    Take your rage to the ballot box.
    23rd Jun 2016
    yay, I can prepay my funeral, what joy.....would not pre paying a world trip also reduce my assessable assets and give me a lot more jollies.

    23rd Jun 2016
    We have prepaid our funerals which does a number of things. Aside from reducing assets, it allows us to choose the items associated with the funeral, the wake has had the venue and catering chosen and family don't need to find funds which they may not have readily available. It also allows family to grieve without the worry of rushing about organising and wondering if what they have chosen is OK.
    23rd Jun 2016
    I agree with ozirules
    Funeral expenses I have found in the past have always come out of the estate, the funeral director takes their fee and is prearranged fairly simply. So need for prepaid at all :-)
    Also Pre-paying a world trip would be a great idea except that it relies on trustworthiness etc of the vendor selling such a service. This issue can also apply to prepaid funeral
    23rd Jun 2016
    don't trust your world trip to one agent but book air fares, cruises, land packages etc. individually and take out travel insurance which covers cancellations etc. Now I'm retired half the fun of the trip is in the planning.
    23rd Jun 2016
    What happens if the funeral company goes bankrupt?

    Also you really cant pay for everything, and if you live longer than 25 years there is a tenure on cremation plots and in some states even burial plots.

    You also cant prepare for your plaque
    24th Jun 2016
    If they go out of business it is YOU that lose out -- and lose your money, NO way I would trust a prepaid unless it was withing weeks
    23rd Jun 2016
    Does anyone know if you can avoid using a funeral director, after death, and just lawfully arrange a private cremation? I know you need a doctor to ascertain death, and issue a death certificate,but how can you avoid funeral directors, per Se?!
    24th Jun 2016
    In New South Wales there are Funeral Industries Regulations administered by the State Health Department. I am not sure about the other states
    30th Jun 2016
    Doubt you can avoid using a funeral director. My husband passed away recently and he had wanted no service, so I arranged with the funeral director to collect the body from the hospital, prepare the body for cremation, take the body to the crematorium and bring the ashes back when done. They arranged everything which included the Doctor's medical certificates, certified death certificate, press notices (I had these ready) and cost just over $4,000. The basic funeral cost was $3,850, the press notices added to the overall cost.
    Suzie Cockroach
    3rd Apr 2018
    I would also like to know the answer to this question in regards Western Australia?
    23rd Jun 2016
    yes what happens if the funeral company goes out of business by time you need them???
    23rd Jun 2016
    The money is invested with an approved Insurance Company.
    You can include insurance which covers the cost of transporting your remains which would otherwise be very expensive even if it is only as few hundred kilometres - consider the fact that you may not be near your home or Funeral Director's location. It can cost thousands of $$$.
    Different Funeral Directors include extras not listed by others.
    You can state your wishes - burial or cremation - location of remains to be put. You can present part of your life story in advance.
    23rd Jun 2016
    I think prepaid or funeral bonds are a good idea, as well as taking the pressure off the loved ones when you pass on, it helps in reducing your assets to accomodate the forthcoming pension eligibility rules.
    My financial adviser cautioned me though, on where to purchase our "plan". He mentioned that if you purchase from a funeral director, and take out a (say)$10,000 plan, you will get a $10,000 funeral, where if you purchase from a financial service or qualified retirement living organisation, your funeral is paid for by the service and the remainder returned to your estate. Not everybody (certainly not me!) needs or wants an extravagant funeral!
    Barbara Mathieson
    27th Jun 2016
    Don't think Specific Funeral Directors should advertise on this site!
    Suzie Cockroach
    3rd Apr 2018
    I fully agree that this site should not be an advertisement for an individual funeral parlour! Where is the choice and diversity?

> **EXTRACTED RECORDS**
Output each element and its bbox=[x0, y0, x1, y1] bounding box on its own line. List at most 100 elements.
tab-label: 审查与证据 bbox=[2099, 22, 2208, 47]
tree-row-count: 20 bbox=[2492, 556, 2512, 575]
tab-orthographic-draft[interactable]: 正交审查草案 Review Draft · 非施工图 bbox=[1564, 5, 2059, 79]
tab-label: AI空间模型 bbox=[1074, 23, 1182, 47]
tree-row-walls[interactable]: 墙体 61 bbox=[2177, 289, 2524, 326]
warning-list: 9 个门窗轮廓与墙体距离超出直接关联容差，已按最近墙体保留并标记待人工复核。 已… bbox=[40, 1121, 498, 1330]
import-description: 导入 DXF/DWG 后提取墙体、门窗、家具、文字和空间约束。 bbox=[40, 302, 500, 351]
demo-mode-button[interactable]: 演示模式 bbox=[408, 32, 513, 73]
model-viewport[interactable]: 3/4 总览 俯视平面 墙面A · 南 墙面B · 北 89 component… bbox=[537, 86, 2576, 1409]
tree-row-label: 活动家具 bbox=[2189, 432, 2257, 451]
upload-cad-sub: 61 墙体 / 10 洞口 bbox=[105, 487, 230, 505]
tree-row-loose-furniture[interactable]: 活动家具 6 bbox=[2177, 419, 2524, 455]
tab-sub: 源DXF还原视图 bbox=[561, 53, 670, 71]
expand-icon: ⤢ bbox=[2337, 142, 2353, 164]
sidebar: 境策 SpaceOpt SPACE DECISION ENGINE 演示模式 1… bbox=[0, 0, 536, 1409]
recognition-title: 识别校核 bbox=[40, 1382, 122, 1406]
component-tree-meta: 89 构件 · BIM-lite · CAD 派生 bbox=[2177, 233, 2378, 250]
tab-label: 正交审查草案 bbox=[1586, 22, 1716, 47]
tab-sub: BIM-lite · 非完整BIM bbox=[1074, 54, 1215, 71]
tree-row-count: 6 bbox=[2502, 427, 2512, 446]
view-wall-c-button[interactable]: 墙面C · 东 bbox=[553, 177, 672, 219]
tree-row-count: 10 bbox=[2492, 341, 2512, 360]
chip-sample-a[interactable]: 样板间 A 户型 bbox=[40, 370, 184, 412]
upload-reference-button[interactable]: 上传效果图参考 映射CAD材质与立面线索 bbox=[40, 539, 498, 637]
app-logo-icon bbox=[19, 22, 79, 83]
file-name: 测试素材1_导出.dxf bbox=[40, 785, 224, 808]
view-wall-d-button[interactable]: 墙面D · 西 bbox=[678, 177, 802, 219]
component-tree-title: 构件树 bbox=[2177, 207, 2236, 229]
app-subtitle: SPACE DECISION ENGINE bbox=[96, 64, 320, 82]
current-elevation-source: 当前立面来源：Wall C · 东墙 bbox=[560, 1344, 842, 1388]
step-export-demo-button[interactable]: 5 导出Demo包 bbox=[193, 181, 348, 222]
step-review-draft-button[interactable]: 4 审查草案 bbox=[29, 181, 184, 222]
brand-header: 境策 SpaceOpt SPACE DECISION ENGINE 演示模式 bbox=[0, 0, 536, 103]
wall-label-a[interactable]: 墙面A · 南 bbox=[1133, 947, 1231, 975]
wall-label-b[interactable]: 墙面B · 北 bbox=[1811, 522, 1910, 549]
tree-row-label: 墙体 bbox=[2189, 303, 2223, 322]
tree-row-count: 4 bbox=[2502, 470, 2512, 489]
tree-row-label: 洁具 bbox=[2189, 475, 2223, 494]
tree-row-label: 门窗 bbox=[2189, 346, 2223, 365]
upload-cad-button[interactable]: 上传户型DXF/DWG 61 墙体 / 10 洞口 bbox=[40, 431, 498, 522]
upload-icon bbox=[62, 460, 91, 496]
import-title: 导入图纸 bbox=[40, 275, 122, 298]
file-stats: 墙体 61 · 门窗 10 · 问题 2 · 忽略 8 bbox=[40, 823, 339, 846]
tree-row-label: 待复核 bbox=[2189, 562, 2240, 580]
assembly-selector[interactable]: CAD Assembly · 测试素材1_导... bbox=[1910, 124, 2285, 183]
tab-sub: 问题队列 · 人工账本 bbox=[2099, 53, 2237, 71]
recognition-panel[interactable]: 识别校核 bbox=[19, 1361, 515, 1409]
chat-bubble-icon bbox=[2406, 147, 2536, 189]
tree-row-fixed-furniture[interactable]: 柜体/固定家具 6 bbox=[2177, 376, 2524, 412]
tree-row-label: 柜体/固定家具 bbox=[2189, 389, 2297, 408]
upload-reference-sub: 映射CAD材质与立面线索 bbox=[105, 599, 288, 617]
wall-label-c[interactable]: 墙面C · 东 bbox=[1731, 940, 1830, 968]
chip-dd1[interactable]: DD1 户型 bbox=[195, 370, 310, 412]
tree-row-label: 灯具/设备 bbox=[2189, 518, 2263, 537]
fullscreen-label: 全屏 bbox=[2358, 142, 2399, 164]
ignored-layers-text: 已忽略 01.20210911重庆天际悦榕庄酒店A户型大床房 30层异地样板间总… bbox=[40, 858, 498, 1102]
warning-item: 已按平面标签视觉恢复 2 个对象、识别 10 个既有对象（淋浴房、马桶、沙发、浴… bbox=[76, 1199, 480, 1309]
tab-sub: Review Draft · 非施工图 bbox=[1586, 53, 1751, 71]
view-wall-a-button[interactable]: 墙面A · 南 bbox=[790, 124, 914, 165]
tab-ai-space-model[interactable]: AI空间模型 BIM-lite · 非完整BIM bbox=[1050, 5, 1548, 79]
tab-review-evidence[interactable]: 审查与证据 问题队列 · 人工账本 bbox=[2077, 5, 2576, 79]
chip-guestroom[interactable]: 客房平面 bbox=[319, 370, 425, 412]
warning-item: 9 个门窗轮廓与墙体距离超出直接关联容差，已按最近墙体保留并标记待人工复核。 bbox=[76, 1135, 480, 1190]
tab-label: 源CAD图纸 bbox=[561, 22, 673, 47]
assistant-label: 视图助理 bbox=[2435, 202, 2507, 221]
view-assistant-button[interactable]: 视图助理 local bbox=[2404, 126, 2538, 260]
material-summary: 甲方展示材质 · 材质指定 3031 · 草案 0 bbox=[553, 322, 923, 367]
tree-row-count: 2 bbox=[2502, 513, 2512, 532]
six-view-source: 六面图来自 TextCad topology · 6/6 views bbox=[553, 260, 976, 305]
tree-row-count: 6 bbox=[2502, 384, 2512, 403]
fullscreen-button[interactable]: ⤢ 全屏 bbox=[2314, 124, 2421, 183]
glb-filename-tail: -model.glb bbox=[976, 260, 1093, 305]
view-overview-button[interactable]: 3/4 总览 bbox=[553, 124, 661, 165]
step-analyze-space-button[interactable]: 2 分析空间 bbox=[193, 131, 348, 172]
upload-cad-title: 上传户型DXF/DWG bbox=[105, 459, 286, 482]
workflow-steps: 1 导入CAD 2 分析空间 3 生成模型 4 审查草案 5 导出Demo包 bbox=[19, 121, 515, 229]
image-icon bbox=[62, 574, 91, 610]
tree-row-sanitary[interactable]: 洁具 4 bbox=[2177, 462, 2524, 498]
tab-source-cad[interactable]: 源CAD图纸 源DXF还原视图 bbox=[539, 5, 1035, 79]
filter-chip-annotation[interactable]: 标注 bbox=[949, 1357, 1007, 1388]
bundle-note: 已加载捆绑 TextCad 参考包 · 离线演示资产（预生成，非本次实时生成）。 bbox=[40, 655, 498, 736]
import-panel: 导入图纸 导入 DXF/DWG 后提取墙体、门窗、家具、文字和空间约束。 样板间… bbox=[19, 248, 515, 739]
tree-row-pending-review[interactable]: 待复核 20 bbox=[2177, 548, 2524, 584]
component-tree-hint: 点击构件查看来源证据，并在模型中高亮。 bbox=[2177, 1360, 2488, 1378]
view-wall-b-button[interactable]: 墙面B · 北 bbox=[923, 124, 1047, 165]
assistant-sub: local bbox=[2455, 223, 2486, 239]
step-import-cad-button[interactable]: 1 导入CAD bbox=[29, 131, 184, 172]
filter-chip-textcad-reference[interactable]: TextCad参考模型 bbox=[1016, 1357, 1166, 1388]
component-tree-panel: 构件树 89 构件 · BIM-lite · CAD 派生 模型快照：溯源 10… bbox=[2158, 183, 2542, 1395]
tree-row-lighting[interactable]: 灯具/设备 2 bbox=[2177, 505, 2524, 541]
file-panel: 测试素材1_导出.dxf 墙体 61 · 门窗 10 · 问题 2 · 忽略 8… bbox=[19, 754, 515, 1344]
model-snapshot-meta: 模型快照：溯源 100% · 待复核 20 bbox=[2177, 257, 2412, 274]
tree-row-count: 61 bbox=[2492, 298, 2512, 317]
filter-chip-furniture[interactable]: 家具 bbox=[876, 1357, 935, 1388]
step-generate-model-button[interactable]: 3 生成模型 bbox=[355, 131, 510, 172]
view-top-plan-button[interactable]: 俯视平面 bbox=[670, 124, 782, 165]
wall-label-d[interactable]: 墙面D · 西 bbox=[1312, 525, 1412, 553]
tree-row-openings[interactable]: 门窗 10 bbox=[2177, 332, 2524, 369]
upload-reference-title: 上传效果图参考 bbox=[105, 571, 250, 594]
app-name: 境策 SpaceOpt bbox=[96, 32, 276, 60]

> **YOUR OBJECTIVE**
In the discussion of prepaid funerals, what did the basic funeral cost for the commenter whose husband had wanted no service?

> **EXERCISE RESULT**
$3,850